Look through the listing for the word "name". Copy each line that has it.
--
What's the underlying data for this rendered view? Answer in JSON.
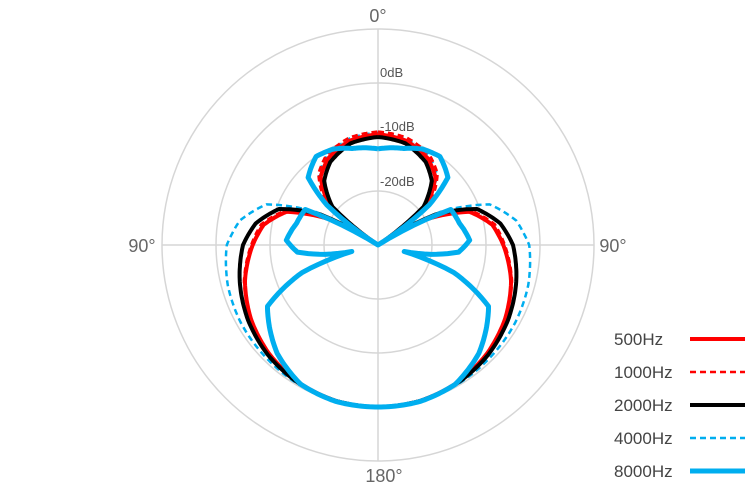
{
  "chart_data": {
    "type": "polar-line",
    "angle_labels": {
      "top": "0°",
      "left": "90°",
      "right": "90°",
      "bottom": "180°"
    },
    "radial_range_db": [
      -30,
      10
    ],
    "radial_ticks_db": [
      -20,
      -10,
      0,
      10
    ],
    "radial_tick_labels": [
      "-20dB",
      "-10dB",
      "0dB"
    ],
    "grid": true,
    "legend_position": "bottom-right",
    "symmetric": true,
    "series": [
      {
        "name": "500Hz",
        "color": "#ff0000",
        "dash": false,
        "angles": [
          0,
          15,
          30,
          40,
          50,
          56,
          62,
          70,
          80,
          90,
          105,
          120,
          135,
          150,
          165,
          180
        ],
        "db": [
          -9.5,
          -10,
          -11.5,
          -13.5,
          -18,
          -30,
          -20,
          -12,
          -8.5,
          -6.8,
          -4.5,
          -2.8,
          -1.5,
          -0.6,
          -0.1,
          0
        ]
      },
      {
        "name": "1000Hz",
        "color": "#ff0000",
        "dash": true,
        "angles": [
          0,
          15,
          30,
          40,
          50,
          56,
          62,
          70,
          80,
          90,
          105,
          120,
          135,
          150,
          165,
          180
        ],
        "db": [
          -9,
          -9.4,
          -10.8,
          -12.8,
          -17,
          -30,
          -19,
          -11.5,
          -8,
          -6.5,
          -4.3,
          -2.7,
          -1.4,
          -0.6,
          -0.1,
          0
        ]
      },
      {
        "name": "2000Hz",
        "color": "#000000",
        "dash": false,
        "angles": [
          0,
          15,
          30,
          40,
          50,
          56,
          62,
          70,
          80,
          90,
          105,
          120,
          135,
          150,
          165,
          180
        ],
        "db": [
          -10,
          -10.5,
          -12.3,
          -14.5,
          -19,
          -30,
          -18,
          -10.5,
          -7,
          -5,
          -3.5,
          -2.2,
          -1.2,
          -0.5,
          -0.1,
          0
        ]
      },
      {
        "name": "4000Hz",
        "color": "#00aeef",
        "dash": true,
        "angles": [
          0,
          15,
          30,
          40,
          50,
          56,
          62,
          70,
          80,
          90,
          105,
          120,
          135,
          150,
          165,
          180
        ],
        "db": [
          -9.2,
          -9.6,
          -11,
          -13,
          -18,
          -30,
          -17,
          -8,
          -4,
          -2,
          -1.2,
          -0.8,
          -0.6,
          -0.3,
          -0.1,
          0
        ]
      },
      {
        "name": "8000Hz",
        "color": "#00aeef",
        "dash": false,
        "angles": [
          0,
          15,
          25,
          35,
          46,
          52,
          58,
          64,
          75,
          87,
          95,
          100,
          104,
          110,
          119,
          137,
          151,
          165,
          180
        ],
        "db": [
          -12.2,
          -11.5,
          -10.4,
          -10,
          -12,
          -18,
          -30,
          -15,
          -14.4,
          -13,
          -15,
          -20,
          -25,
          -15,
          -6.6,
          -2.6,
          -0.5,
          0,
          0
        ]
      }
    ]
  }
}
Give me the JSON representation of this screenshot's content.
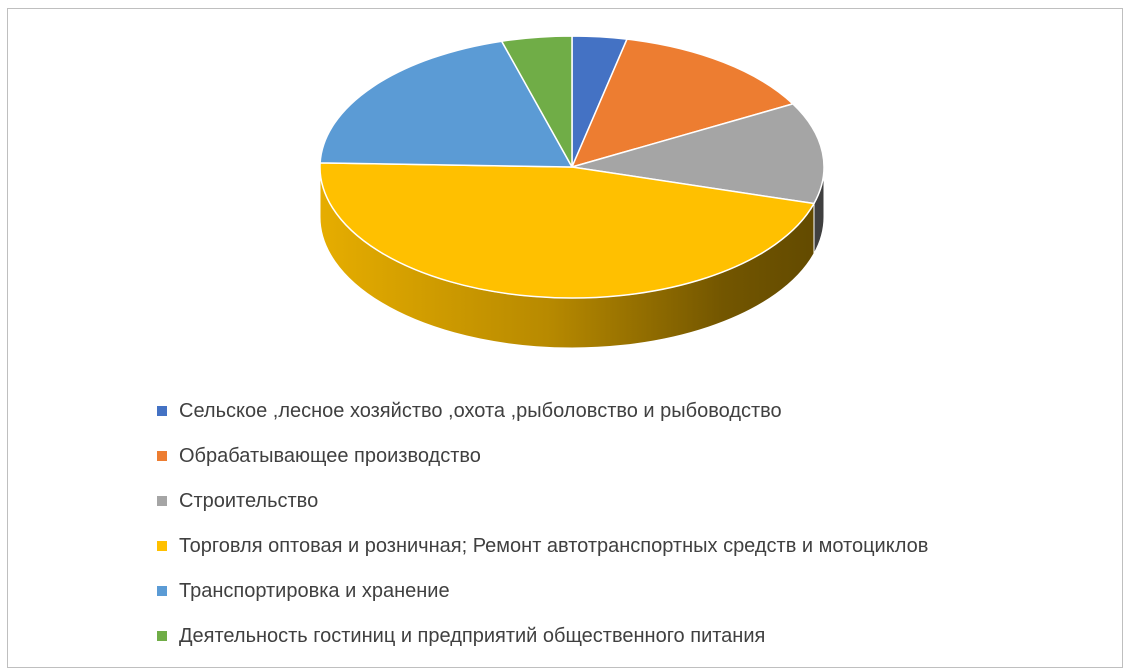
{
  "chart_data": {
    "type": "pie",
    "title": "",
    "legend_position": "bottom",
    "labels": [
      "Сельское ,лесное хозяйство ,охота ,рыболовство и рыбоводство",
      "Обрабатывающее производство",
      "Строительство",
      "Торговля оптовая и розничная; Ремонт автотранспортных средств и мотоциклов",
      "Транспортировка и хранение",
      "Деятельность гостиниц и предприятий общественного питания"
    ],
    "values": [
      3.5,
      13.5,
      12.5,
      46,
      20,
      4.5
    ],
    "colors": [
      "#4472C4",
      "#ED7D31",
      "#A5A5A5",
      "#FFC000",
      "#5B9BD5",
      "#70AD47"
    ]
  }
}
--
Task result:
        "name": "500Hz",
        "name": "1000Hz",
        "name": "2000Hz",
        "name": "4000Hz",
        "name": "8000Hz",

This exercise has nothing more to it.